ISTRUZIONI -
1. Puoi riportare il brano sulla gara, partendo da "I primi 6 km" e proseguendo fino a "10-11), difficilmente bevibile.", sostituendo "ciclisti" con "escursionisti"?
2. Le seguenti affermazioni concordano con il brano sulla gara? (a) La partenza e l'arrivo si trovano alla stessa quota. (b) Il meteo prevedeva temperature superiori ai 15 gradi. (c) Fuori dall'alpeggio-ristorante c'era un punto di ristoro per i partecipanti. Per ciascuna rispondi sì o no e cita le parole del brano che lo stabiliscono.

Comunque, si parte, a un orario comodo (le 10, poi divenute per strani motivi le 10,08) anche per chi arrivasse in giornata senza spendere per alberghi. Il meteo (che in Svizzera è il più preciso d’Europa) prometteva deboli piogge a partire dalle 11, con possibili rovesci pomeridiani e miglioramento in serata; temperatura mai superiore ai 12 gradi, e di 6 gradi o meno alle vette più alte (una quota 2500 al km 9 e un 2600 abbondante verso il km 35, con partenza e arrivo a 1700).
I primi 6 km sono deliziosi, si arriva a un alpeggio-ristorante attraverso una comoda stradina percorsa da ciclisti. Dentro l’alpeggio si mangia, ma (è il primo avviso di cosa ci capiterà nel resto della gara) fuori non c’è niente per noi, salvo un rubinetto da cui fuoriesce un getto d’acqua fortissimo (quelli che servono per lavare dal fango le bici: foto 10-11), difficilmente bevibile.

CONTENUTO DEI DATI -
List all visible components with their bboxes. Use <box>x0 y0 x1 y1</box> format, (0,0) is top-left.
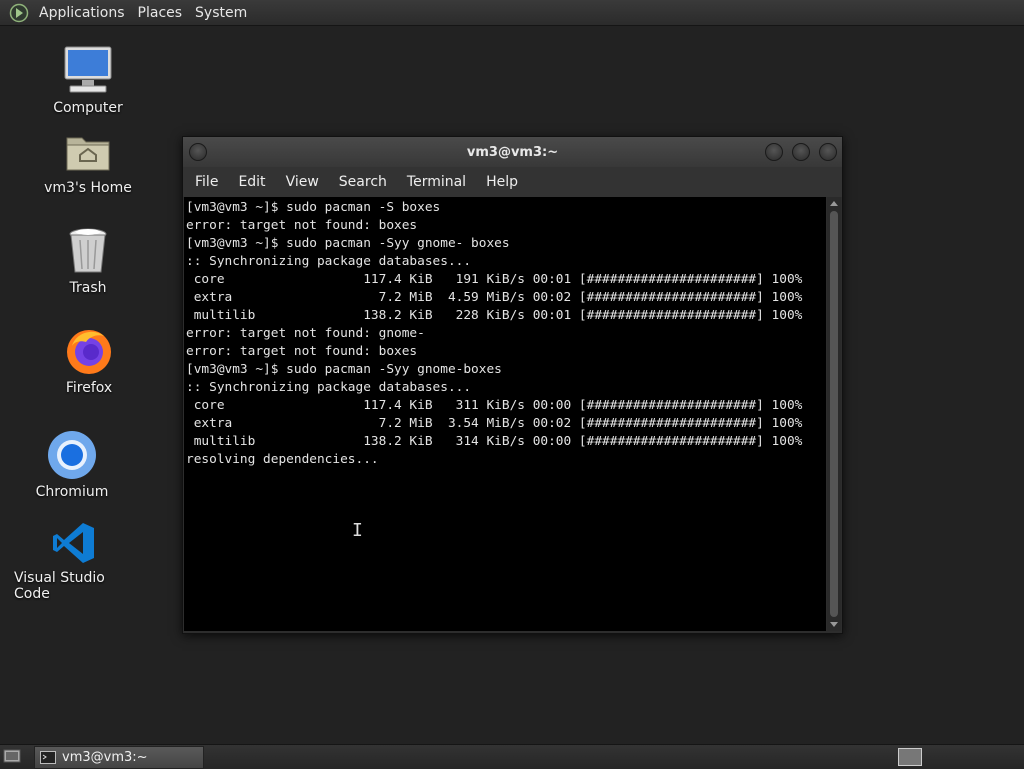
terminal-line: resolving dependencies... <box>186 452 379 467</box>
desktop-icon-trash[interactable]: Trash <box>28 226 148 296</box>
desktop-icon-label: Visual Studio Code <box>14 570 105 602</box>
terminal-line: error: target not found: boxes <box>186 344 418 359</box>
terminal-line: extra 7.2 MiB 3.54 MiB/s 00:02 [########… <box>186 416 803 431</box>
desktop-icon-firefox[interactable]: Firefox <box>29 326 149 396</box>
trash-icon <box>69 228 107 273</box>
distro-logo-icon[interactable] <box>9 3 29 23</box>
terminal-line: core 117.4 KiB 191 KiB/s 00:01 [########… <box>186 272 803 287</box>
desktop-icon-computer[interactable]: Computer <box>28 44 148 116</box>
terminal-line: [vm3@vm3 ~]$ sudo pacman -Syy gnome- box… <box>186 236 510 251</box>
menu-terminal[interactable]: Terminal <box>397 174 476 190</box>
show-desktop-icon[interactable] <box>3 748 21 764</box>
top-panel: Applications Places System <box>0 0 1024 26</box>
menu-view[interactable]: View <box>276 174 329 190</box>
scroll-down-icon[interactable] <box>830 622 838 627</box>
taskbar-button-label: vm3@vm3:~ <box>62 750 148 765</box>
menu-help[interactable]: Help <box>476 174 528 190</box>
window-titlebar[interactable]: vm3@vm3:~ <box>183 137 842 167</box>
terminal-text: [vm3@vm3 ~]$ sudo pacman -S boxes error: … <box>184 197 826 469</box>
ibeam-cursor-icon: I <box>352 520 363 541</box>
desktop-icon-label: Chromium <box>35 484 109 500</box>
taskbar-button-terminal[interactable]: vm3@vm3:~ <box>34 746 204 769</box>
desktop-icon-chromium[interactable]: Chromium <box>12 430 132 500</box>
desktop-icon-home[interactable]: vm3's Home <box>28 128 148 196</box>
minimize-button[interactable] <box>765 143 783 161</box>
terminal-line: [vm3@vm3 ~]$ sudo pacman -Syy gnome-boxe… <box>186 362 502 377</box>
home-folder-icon <box>66 137 110 171</box>
terminal-line: :: Synchronizing package databases... <box>186 380 472 395</box>
desktop-icon-label: Firefox <box>65 380 113 396</box>
terminal-line: extra 7.2 MiB 4.59 MiB/s 00:02 [########… <box>186 290 803 305</box>
terminal-line: multilib 138.2 KiB 314 KiB/s 00:00 [####… <box>186 434 803 449</box>
workspace-switcher[interactable] <box>898 748 922 766</box>
terminal-line: error: target not found: gnome- <box>186 326 425 341</box>
terminal-window: vm3@vm3:~ File Edit View Search Terminal… <box>182 136 843 634</box>
applications-menu[interactable]: Applications <box>33 5 132 21</box>
desktop-icon-label: Computer <box>53 100 123 116</box>
maximize-button[interactable] <box>792 143 810 161</box>
firefox-icon <box>67 330 111 374</box>
terminal-line: core 117.4 KiB 311 KiB/s 00:00 [########… <box>186 398 803 413</box>
desktop-icon-label: Trash <box>69 280 107 296</box>
terminal-line: multilib 138.2 KiB 228 KiB/s 00:01 [####… <box>186 308 803 323</box>
places-menu[interactable]: Places <box>132 5 190 21</box>
close-button[interactable] <box>819 143 837 161</box>
system-menu[interactable]: System <box>189 5 254 21</box>
menu-search[interactable]: Search <box>329 174 397 190</box>
menu-edit[interactable]: Edit <box>228 174 275 190</box>
window-menu-button[interactable] <box>189 143 207 161</box>
desktop-icon-label: vm3's Home <box>44 180 132 196</box>
computer-icon <box>64 46 112 93</box>
terminal-scrollbar[interactable] <box>827 197 841 631</box>
vscode-icon <box>53 523 94 563</box>
terminal-line: error: target not found: boxes <box>186 218 418 233</box>
terminal-line: [vm3@vm3 ~]$ sudo pacman -S boxes <box>186 200 441 215</box>
terminal-output[interactable]: [vm3@vm3 ~]$ sudo pacman -S boxes error: … <box>184 197 826 631</box>
bottom-panel: vm3@vm3:~ <box>0 744 1024 769</box>
window-title: vm3@vm3:~ <box>466 144 559 160</box>
chromium-icon <box>48 431 96 479</box>
scroll-up-icon[interactable] <box>830 201 838 206</box>
menu-file[interactable]: File <box>185 174 228 190</box>
terminal-line: :: Synchronizing package databases... <box>186 254 472 269</box>
desktop-icon-vscode[interactable]: Visual Studio Code <box>14 520 134 602</box>
terminal-icon <box>40 751 56 764</box>
scroll-thumb[interactable] <box>830 211 838 617</box>
window-menubar: File Edit View Search Terminal Help <box>183 167 842 197</box>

RISPOSTE -
1.
I primi 6 km sono deliziosi, si arriva a un alpeggio-ristorante attraverso una comoda stradina percorsa da escursionisti. Dentro l’alpeggio si mangia, ma (è il primo avviso di cosa ci capiterà nel resto della gara) fuori non c’è niente per noi, salvo un rubinetto da cui fuoriesce un getto d’acqua fortissimo (quelli che servono per lavare dal fango le bici: foto 10-11), difficilmente bevibile.

2.
(a) Sì: "con partenza e arrivo a 1700".
(b) No: "temperatura mai superiore ai 12 gradi".
(c) No: "fuori non c’è niente per noi".